## Records for this task
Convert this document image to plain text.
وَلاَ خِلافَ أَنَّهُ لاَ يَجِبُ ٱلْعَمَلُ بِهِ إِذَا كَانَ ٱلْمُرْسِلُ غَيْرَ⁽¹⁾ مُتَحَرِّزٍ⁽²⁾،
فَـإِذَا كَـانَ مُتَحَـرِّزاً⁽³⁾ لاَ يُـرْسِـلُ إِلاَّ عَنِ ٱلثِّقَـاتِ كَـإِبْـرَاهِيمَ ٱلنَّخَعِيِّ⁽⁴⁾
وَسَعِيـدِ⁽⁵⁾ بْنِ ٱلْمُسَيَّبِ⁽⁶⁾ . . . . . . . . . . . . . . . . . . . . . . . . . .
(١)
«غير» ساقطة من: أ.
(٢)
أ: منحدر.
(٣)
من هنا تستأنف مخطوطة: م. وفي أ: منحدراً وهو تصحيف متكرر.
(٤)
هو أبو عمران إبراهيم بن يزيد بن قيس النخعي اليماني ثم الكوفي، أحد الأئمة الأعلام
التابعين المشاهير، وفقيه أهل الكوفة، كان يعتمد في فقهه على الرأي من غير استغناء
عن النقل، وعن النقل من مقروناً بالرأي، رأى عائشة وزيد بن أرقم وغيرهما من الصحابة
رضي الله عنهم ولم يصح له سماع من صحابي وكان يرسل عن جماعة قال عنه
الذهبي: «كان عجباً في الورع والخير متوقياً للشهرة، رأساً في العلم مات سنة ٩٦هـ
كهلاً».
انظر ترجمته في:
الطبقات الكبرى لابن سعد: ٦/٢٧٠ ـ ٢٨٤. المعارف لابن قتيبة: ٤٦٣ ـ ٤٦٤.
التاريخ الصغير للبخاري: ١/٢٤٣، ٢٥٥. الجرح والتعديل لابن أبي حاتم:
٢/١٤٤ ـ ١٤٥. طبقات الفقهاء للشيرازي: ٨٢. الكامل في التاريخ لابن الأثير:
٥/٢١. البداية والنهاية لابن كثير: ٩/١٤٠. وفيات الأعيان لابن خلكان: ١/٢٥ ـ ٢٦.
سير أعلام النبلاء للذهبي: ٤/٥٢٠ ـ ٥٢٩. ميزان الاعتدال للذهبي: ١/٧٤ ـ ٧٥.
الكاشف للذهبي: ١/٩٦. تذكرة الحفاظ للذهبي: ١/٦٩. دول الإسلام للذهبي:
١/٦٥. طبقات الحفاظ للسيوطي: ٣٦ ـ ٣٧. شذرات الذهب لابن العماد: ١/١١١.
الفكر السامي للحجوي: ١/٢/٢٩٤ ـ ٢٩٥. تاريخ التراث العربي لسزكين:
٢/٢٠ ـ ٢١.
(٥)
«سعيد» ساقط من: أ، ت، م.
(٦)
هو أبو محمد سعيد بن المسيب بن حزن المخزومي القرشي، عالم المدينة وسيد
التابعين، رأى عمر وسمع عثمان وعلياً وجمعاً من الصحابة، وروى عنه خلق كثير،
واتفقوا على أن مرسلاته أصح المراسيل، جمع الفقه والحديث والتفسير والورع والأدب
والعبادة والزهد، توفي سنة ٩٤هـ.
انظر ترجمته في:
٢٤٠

## Instructions for the task
Each record above should be returned exactly as it appears.

## Solution for this problem
Convert this document image to plain text.
وَلاَ خِلافَ أَنَّهُ لاَ يَجِبُ ٱلْعَمَلُ بِهِ إِذَا كَانَ ٱلْمُرْسِلُ غَيْرَ⁽¹⁾ مُتَحَرِّزٍ⁽²⁾،
فَـإِذَا كَـانَ مُتَحَـرِّزاً⁽³⁾ لاَ يُـرْسِـلُ إِلاَّ عَنِ ٱلثِّقَـاتِ كَـإِبْـرَاهِيمَ ٱلنَّخَعِيِّ⁽⁴⁾
وَسَعِيـدِ⁽⁵⁾ بْنِ ٱلْمُسَيَّبِ⁽⁶⁾ . . . . . . . . . . . . . . . . . . . . . . . . . .
(١)
«غير» ساقطة من: أ.
(٢)
أ: منحدر.
(٣)
من هنا تستأنف مخطوطة: م. وفي أ: منحدراً وهو تصحيف متكرر.
(٤)
هو أبو عمران إبراهيم بن يزيد بن قيس النخعي اليماني ثم الكوفي، أحد الأئمة الأعلام
التابعين المشاهير، وفقيه أهل الكوفة، كان يعتمد في فقهه على الرأي من غير استغناء
عن النقل، وعن النقل من مقروناً بالرأي، رأى عائشة وزيد بن أرقم وغيرهما من الصحابة
رضي الله عنهم ولم يصح له سماع من صحابي وكان يرسل عن جماعة قال عنه
الذهبي: «كان عجباً في الورع والخير متوقياً للشهرة، رأساً في العلم مات سنة ٩٦هـ
كهلاً».
انظر ترجمته في:
الطبقات الكبرى لابن سعد: ٦/٢٧٠ ـ ٢٨٤. المعارف لابن قتيبة: ٤٦٣ ـ ٤٦٤.
التاريخ الصغير للبخاري: ١/٢٤٣، ٢٥٥. الجرح والتعديل لابن أبي حاتم:
٢/١٤٤ ـ ١٤٥. طبقات الفقهاء للشيرازي: ٨٢. الكامل في التاريخ لابن الأثير:
٥/٢١. البداية والنهاية لابن كثير: ٩/١٤٠. وفيات الأعيان لابن خلكان: ١/٢٥ ـ ٢٦.
سير أعلام النبلاء للذهبي: ٤/٥٢٠ ـ ٥٢٩. ميزان الاعتدال للذهبي: ١/٧٤ ـ ٧٥.
الكاشف للذهبي: ١/٩٦. تذكرة الحفاظ للذهبي: ١/٦٩. دول الإسلام للذهبي:
١/٦٥. طبقات الحفاظ للسيوطي: ٣٦ ـ ٣٧. شذرات الذهب لابن العماد: ١/١١١.
الفكر السامي للحجوي: ١/٢/٢٩٤ ـ ٢٩٥. تاريخ التراث العربي لسزكين:
٢/٢٠ ـ ٢١.
(٥)
«سعيد» ساقط من: أ، ت، م.
(٦)
هو أبو محمد سعيد بن المسيب بن حزن المخزومي القرشي، عالم المدينة وسيد
التابعين، رأى عمر وسمع عثمان وعلياً وجمعاً من الصحابة، وروى عنه خلق كثير،
واتفقوا على أن مرسلاته أصح المراسيل، جمع الفقه والحديث والتفسير والورع والأدب
والعبادة والزهد، توفي سنة ٩٤هـ.
انظر ترجمته في:
٢٤٠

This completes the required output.